• **Goal of the exercise**: Repeat each entry word for word. Leave any images out of the copy.

• **Input material**:
start
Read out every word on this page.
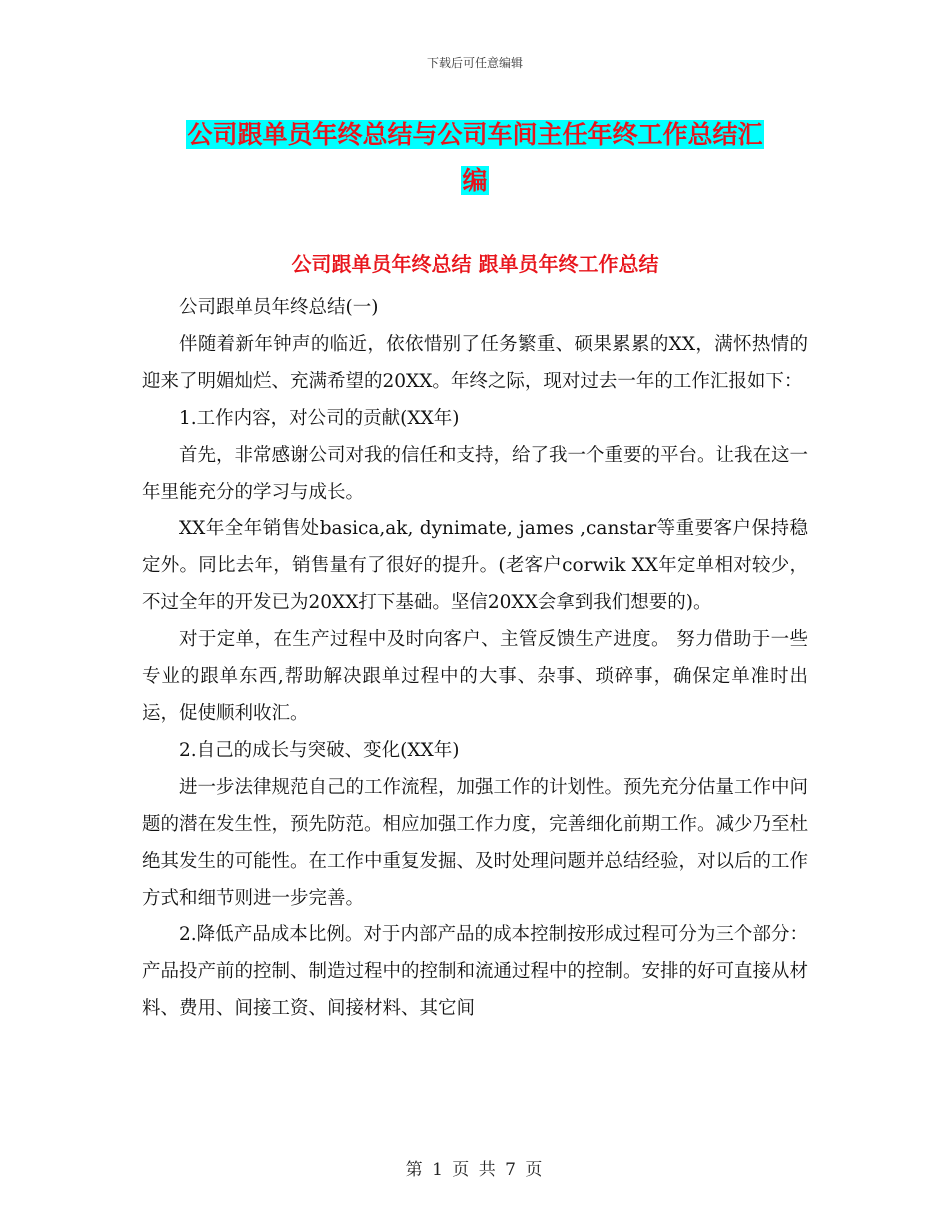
下载后可任意编辑
公司跟单员年终总结与公司车间主任年终工作总结汇
编
公司跟单员年终总结 跟单员年终工作总结

公司跟单员年终总结(一)

伴随着新年钟声的临近，依依惜别了任务繁重、硕果累累的XX，满怀热情的迎来了明媚灿烂、充满希望的20XX。年终之际，现对过去一年的工作汇报如下：

1.工作内容，对公司的贡献(XX年)

首先，非常感谢公司对我的信任和支持，给了我一个重要的平台。让我在这一年里能充分的学习与成长。

XX年全年销售处basica,ak, dynimate, james ,canstar等重要客户保持稳定外。同比去年，销售量有了很好的提升。(老客户corwik XX年定单相对较少，不过全年的开发已为20XX打下基础。坚信20XX会拿到我们想要的)。

对于定单，在生产过程中及时向客户、主管反馈生产进度。 努力借助于一些专业的跟单东西,帮助解决跟单过程中的大事、杂事、琐碎事，确保定单准时出运，促使顺利收汇。

2.自己的成长与突破、变化(XX年)

进一步法律规范自己的工作流程，加强工作的计划性。预先充分估量工作中问题的潜在发生性，预先防范。相应加强工作力度，完善细化前期工作。减少乃至杜绝其发生的可能性。在工作中重复发掘、及时处理问题并总结经验，对以后的工作方式和细节则进一步完善。

2.降低产品成本比例。对于内部产品的成本控制按形成过程可分为三个部分：产品投产前的控制、制造过程中的控制和流通过程中的控制。安排的好可直接从材料、费用、间接工资、间接材料、其它间

第 1 页 共 7 页
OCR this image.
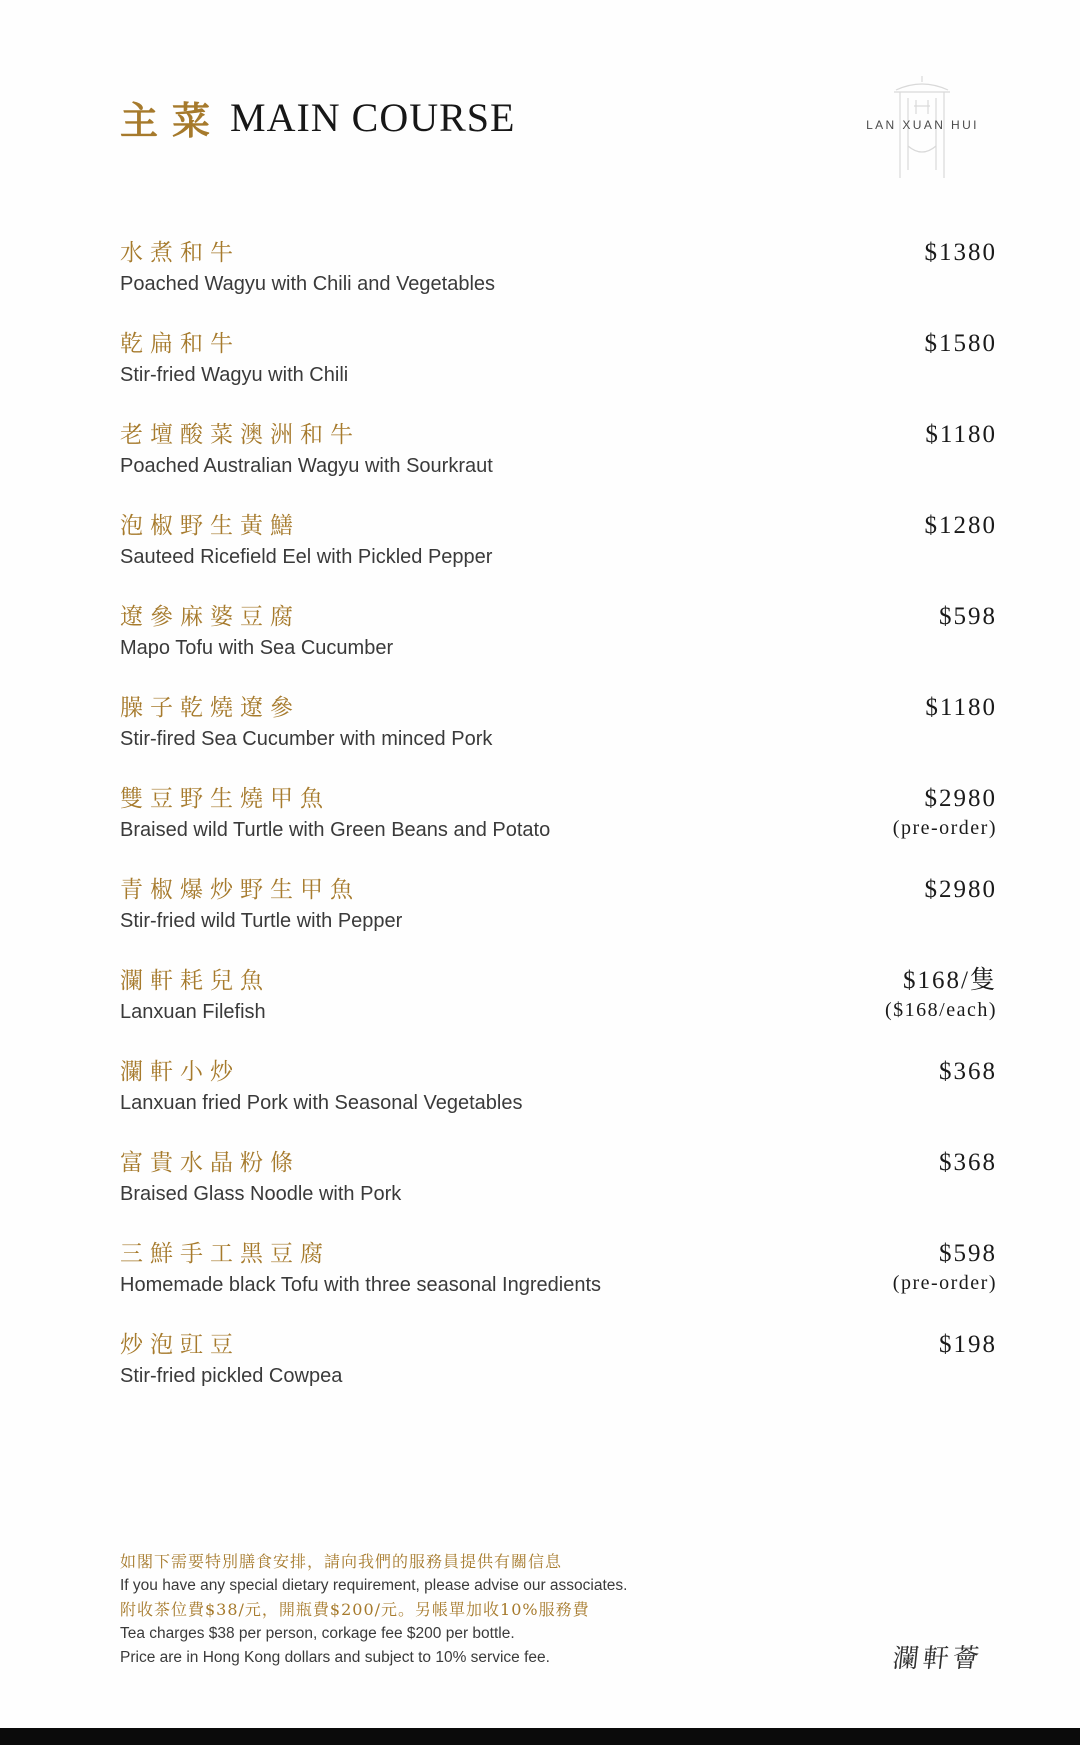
主菜 MAIN COURSE	LAN XUAN HUI
水煮和牛
Poached Wagyu with Chili and Vegetables
$1380
乾扁和牛
Stir-fried Wagyu with Chili
$1580
老壇酸菜澳洲和牛
Poached Australian Wagyu with Sourkraut
$1180
泡椒野生黃鱔
Sauteed Ricefield Eel with Pickled Pepper
$1280
遼參麻婆豆腐
Mapo Tofu with Sea Cucumber
$598
臊子乾燒遼參
Stir-fired Sea Cucumber with minced Pork
$1180
雙豆野生燒甲魚
Braised wild Turtle with Green Beans and Potato
$2980
(pre-order)
青椒爆炒野生甲魚
Stir-fried wild Turtle with Pepper
$2980
瀾軒耗兒魚
Lanxuan Filefish
$168/隻
($168/each)
瀾軒小炒
Lanxuan fried Pork with Seasonal Vegetables
$368
富貴水晶粉條
Braised Glass Noodle with Pork
$368
三鮮手工黑豆腐
Homemade black Tofu with three seasonal Ingredients
$598
(pre-order)
炒泡豇豆
Stir-fried pickled Cowpea
$198
如閣下需要特別膳食安排，請向我們的服務員提供有關信息
If you have any special dietary requirement, please advise our associates.
附收茶位費$38/元，開瓶費$200/元。另帳單加收10%服務費
Tea charges $38 per person, corkage fee $200 per bottle.
Price are in Hong Kong dollars and subject to 10% service fee.	瀾軒薈
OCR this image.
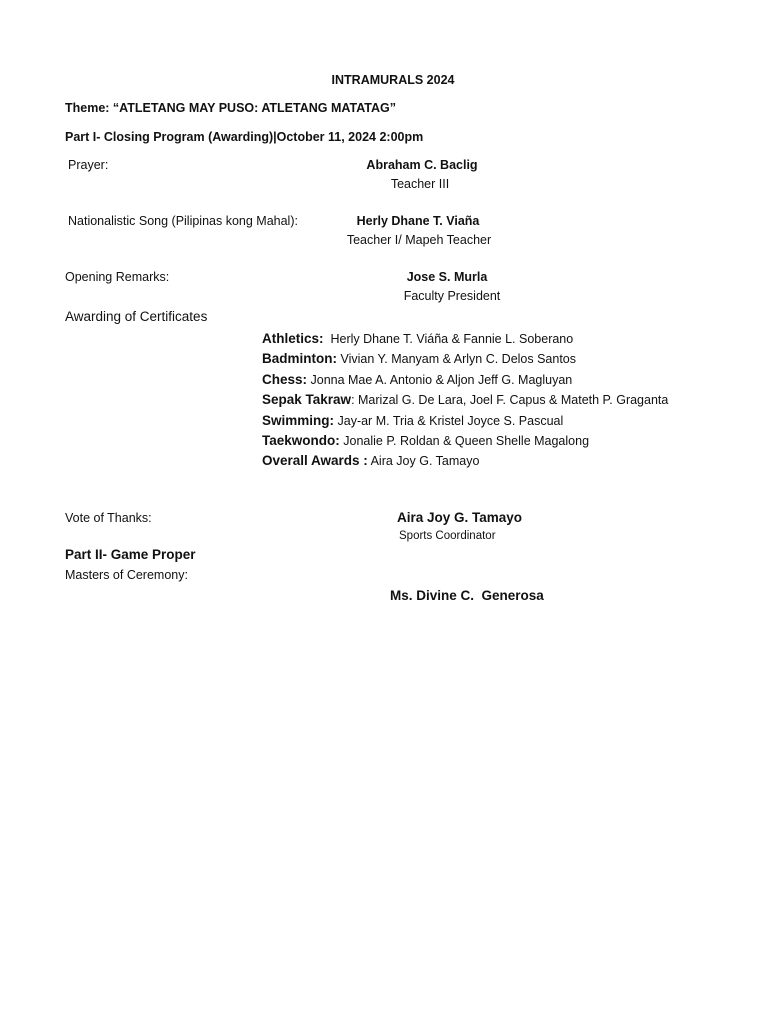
INTRAMURALS 2024
Theme: “ATLETANG MAY PUSO: ATLETANG MATATAG”
Part I- Closing Program (Awarding)|October 11, 2024 2:00pm
Prayer:	Abraham C. Baclig
Teacher III
Nationalistic Song (Pilipinas kong Mahal):	Herly Dhane T. Viaña
Teacher I/ Mapeh Teacher
Opening Remarks:	Jose S. Murla
Faculty President
Awarding of Certificates
Athletics:  Herly Dhane T. Viáña & Fannie L. Soberano
Badminton: Vivian Y. Manyam & Arlyn C. Delos Santos
Chess: Jonna Mae A. Antonio & Aljon Jeff G. Magluyan
Sepak Takraw: Marizal G. De Lara, Joel F. Capus & Mateth P. Graganta
Swimming: Jay-ar M. Tria & Kristel Joyce S. Pascual
Taekwondo: Jonalie P. Roldan & Queen Shelle Magalong
Overall Awards : Aira Joy G. Tamayo
Vote of Thanks:	Aira Joy G. Tamayo
Sports Coordinator
Part II- Game Proper
Masters of Ceremony:
Ms. Divine C.  Generosa
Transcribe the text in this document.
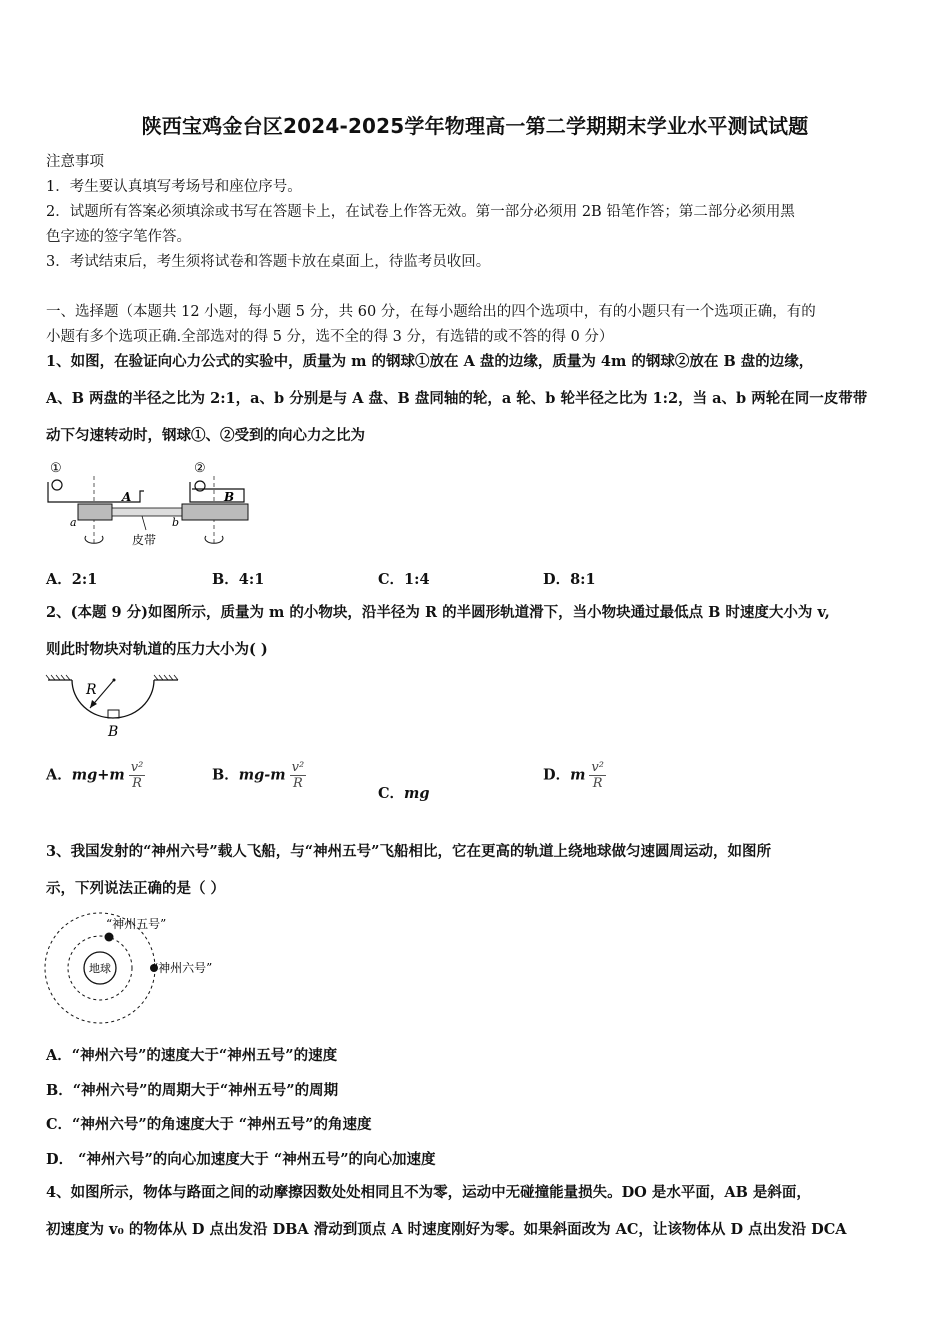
陕西宝鸡金台区2024-2025学年物理高一第二学期期末学业水平测试试题
注意事项
1．考生要认真填写考场号和座位序号。
2．试题所有答案必须填涂或书写在答题卡上，在试卷上作答无效。第一部分必须用 2B 铅笔作答；第二部分必须用黑
色字迹的签字笔作答。
3．考试结束后，考生须将试卷和答题卡放在桌面上，待监考员收回。
一、选择题（本题共 12 小题，每小题 5 分，共 60 分，在每小题给出的四个选项中，有的小题只有一个选项正确，有的
小题有多个选项正确.全部选对的得 5 分，选不全的得 3 分，有选错的或不答的得 0 分）
1、如图，在验证向心力公式的实验中，质量为 m 的钢球①放在 A 盘的边缘，质量为 4m 的钢球②放在 B 盘的边缘，
A、B 两盘的半径之比为 2:1，a、b 分别是与 A 盘、B 盘同轴的轮，a 轮、b 轮半径之比为 1:2，当 a、b 两轮在同一皮带带
动下匀速转动时，钢球①、②受到的向心力之比为
①
A
a
②
B
b
皮带
A．2:1	B．4:1	C．1:4	D．8:1
2、(本题 9 分)如图所示，质量为 m 的小物块，沿半径为 R 的半圆形轨道滑下，当小物块通过最低点 B 时速度大小为 v,
则此时物块对轨道的压力大小为( )
R
B
A．$mg+m \frac{\text{v²}}{R}$	B．$mg-m \frac{\text{v²}}{R}$
C．mg
D．m $\frac{\text{v²}}{R}$
3、我国发射的“神州六号”载人飞船，与“神州五号”飞船相比，它在更高的轨道上绕地球做匀速圆周运动，如图所
示，下列说法正确的是（ ）
地球
“神州五号”
“神州六号”
A．“神州六号”的速度大于“神州五号”的速度
B．“神州六号”的周期大于“神州五号”的周期
C．“神州六号”的角速度大于 “神州五号”的角速度
D． “神州六号”的向心加速度大于 “神州五号”的向心加速度
4、如图所示，物体与路面之间的动摩擦因数处处相同且不为零，运动中无碰撞能量损失。DO 是水平面，AB 是斜面，
初速度为 v₀ 的物体从 D 点出发沿 DBA 滑动到顶点 A 时速度刚好为零。如果斜面改为 AC，让该物体从 D 点出发沿 DCA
end
• **Answer to the problem**:
Read out every word on this page.
下载后可任意编辑
公司跟单员年终总结与公司车间主任年终工作总结汇
编
公司跟单员年终总结 跟单员年终工作总结

公司跟单员年终总结(一)

伴随着新年钟声的临近，依依惜别了任务繁重、硕果累累的XX，满怀热情的迎来了明媚灿烂、充满希望的20XX。年终之际，现对过去一年的工作汇报如下：

1.工作内容，对公司的贡献(XX年)

首先，非常感谢公司对我的信任和支持，给了我一个重要的平台。让我在这一年里能充分的学习与成长。

XX年全年销售处basica,ak, dynimate, james ,canstar等重要客户保持稳定外。同比去年，销售量有了很好的提升。(老客户corwik XX年定单相对较少，不过全年的开发已为20XX打下基础。坚信20XX会拿到我们想要的)。

对于定单，在生产过程中及时向客户、主管反馈生产进度。 努力借助于一些专业的跟单东西,帮助解决跟单过程中的大事、杂事、琐碎事，确保定单准时出运，促使顺利收汇。

2.自己的成长与突破、变化(XX年)

进一步法律规范自己的工作流程，加强工作的计划性。预先充分估量工作中问题的潜在发生性，预先防范。相应加强工作力度，完善细化前期工作。减少乃至杜绝其发生的可能性。在工作中重复发掘、及时处理问题并总结经验，对以后的工作方式和细节则进一步完善。

2.降低产品成本比例。对于内部产品的成本控制按形成过程可分为三个部分：产品投产前的控制、制造过程中的控制和流通过程中的控制。安排的好可直接从材料、费用、间接工资、间接材料、其它间

第 1 页 共 7 页
OCR this image.
主菜 MAIN COURSE	LAN XUAN HUI
水煮和牛
Poached Wagyu with Chili and Vegetables
$1380
乾扁和牛
Stir-fried Wagyu with Chili
$1580
老壇酸菜澳洲和牛
Poached Australian Wagyu with Sourkraut
$1180
泡椒野生黃鱔
Sauteed Ricefield Eel with Pickled Pepper
$1280
遼參麻婆豆腐
Mapo Tofu with Sea Cucumber
$598
臊子乾燒遼參
Stir-fired Sea Cucumber with minced Pork
$1180
雙豆野生燒甲魚
Braised wild Turtle with Green Beans and Potato
$2980
(pre-order)
青椒爆炒野生甲魚
Stir-fried wild Turtle with Pepper
$2980
瀾軒耗兒魚
Lanxuan Filefish
$168/隻
($168/each)
瀾軒小炒
Lanxuan fried Pork with Seasonal Vegetables
$368
富貴水晶粉條
Braised Glass Noodle with Pork
$368
三鮮手工黑豆腐
Homemade black Tofu with three seasonal Ingredients
$598
(pre-order)
炒泡豇豆
Stir-fried pickled Cowpea
$198
如閣下需要特別膳食安排，請向我們的服務員提供有關信息
If you have any special dietary requirement, please advise our associates.
附收茶位費$38/元，開瓶費$200/元。另帳單加收10%服務費
Tea charges $38 per person, corkage fee $200 per bottle.
Price are in Hong Kong dollars and subject to 10% service fee.	瀾軒薈
OCR this image.
INTRAMURALS 2024
Theme: “ATLETANG MAY PUSO: ATLETANG MATATAG”
Part I- Closing Program (Awarding)|October 11, 2024 2:00pm
Prayer:	Abraham C. Baclig
Teacher III
Nationalistic Song (Pilipinas kong Mahal):	Herly Dhane T. Viaña
Teacher I/ Mapeh Teacher
Opening Remarks:	Jose S. Murla
Faculty President
Awarding of Certificates
Athletics:  Herly Dhane T. Viáña & Fannie L. Soberano
Badminton: Vivian Y. Manyam & Arlyn C. Delos Santos
Chess: Jonna Mae A. Antonio & Aljon Jeff G. Magluyan
Sepak Takraw: Marizal G. De Lara, Joel F. Capus & Mateth P. Graganta
Swimming: Jay-ar M. Tria & Kristel Joyce S. Pascual
Taekwondo: Jonalie P. Roldan & Queen Shelle Magalong
Overall Awards : Aira Joy G. Tamayo
Vote of Thanks:	Aira Joy G. Tamayo
Sports Coordinator
Part II- Game Proper
Masters of Ceremony:
Ms. Divine C.  Generosa
Transcribe the text in this document.
陕西宝鸡金台区2024-2025学年物理高一第二学期期末学业水平测试试题
注意事项
1．考生要认真填写考场号和座位序号。
2．试题所有答案必须填涂或书写在答题卡上，在试卷上作答无效。第一部分必须用 2B 铅笔作答；第二部分必须用黑
色字迹的签字笔作答。
3．考试结束后，考生须将试卷和答题卡放在桌面上，待监考员收回。
一、选择题（本题共 12 小题，每小题 5 分，共 60 分，在每小题给出的四个选项中，有的小题只有一个选项正确，有的
小题有多个选项正确.全部选对的得 5 分，选不全的得 3 分，有选错的或不答的得 0 分）
1、如图，在验证向心力公式的实验中，质量为 m 的钢球①放在 A 盘的边缘，质量为 4m 的钢球②放在 B 盘的边缘，
A、B 两盘的半径之比为 2:1，a、b 分别是与 A 盘、B 盘同轴的轮，a 轮、b 轮半径之比为 1:2，当 a、b 两轮在同一皮带带
动下匀速转动时，钢球①、②受到的向心力之比为
①
A
a
②
B
b
皮带
A．2:1	B．4:1	C．1:4	D．8:1
2、(本题 9 分)如图所示，质量为 m 的小物块，沿半径为 R 的半圆形轨道滑下，当小物块通过最低点 B 时速度大小为 v,
则此时物块对轨道的压力大小为( )
R
B
A．$mg+m \frac{\text{v²}}{R}$	B．$mg-m \frac{\text{v²}}{R}$
C．mg
D．m $\frac{\text{v²}}{R}$
3、我国发射的“神州六号”载人飞船，与“神州五号”飞船相比，它在更高的轨道上绕地球做匀速圆周运动，如图所
示，下列说法正确的是（ ）
地球
“神州五号”
“神州六号”
A．“神州六号”的速度大于“神州五号”的速度
B．“神州六号”的周期大于“神州五号”的周期
C．“神州六号”的角速度大于 “神州五号”的角速度
D． “神州六号”的向心加速度大于 “神州五号”的向心加速度
4、如图所示，物体与路面之间的动摩擦因数处处相同且不为零，运动中无碰撞能量损失。DO 是水平面，AB 是斜面，
初速度为 v₀ 的物体从 D 点出发沿 DBA 滑动到顶点 A 时速度刚好为零。如果斜面改为 AC，让该物体从 D 点出发沿 DCA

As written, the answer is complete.